→ Stored rows
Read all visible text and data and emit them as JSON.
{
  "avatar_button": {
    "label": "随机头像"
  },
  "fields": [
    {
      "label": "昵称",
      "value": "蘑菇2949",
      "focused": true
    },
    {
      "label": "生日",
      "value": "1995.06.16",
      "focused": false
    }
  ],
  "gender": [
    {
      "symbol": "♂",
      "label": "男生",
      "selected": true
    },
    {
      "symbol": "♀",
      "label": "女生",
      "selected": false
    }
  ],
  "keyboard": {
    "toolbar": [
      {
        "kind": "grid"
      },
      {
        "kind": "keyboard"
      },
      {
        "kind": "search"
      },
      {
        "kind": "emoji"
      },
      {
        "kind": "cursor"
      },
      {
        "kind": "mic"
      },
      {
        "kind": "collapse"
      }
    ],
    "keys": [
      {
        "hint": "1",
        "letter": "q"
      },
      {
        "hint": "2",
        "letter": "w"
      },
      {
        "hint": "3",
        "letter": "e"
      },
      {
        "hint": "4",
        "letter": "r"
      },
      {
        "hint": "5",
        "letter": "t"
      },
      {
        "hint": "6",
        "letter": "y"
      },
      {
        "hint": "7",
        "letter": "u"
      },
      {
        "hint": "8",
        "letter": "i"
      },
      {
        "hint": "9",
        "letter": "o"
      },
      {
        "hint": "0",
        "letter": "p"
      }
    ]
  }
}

→ Given task
Lines from the records above that hold "hint" are the ones to list.

→ Output
        "hint": "1",
        "hint": "2",
        "hint": "3",
        "hint": "4",
        "hint": "5",
        "hint": "6",
        "hint": "7",
        "hint": "8",
        "hint": "9",
        "hint": "0",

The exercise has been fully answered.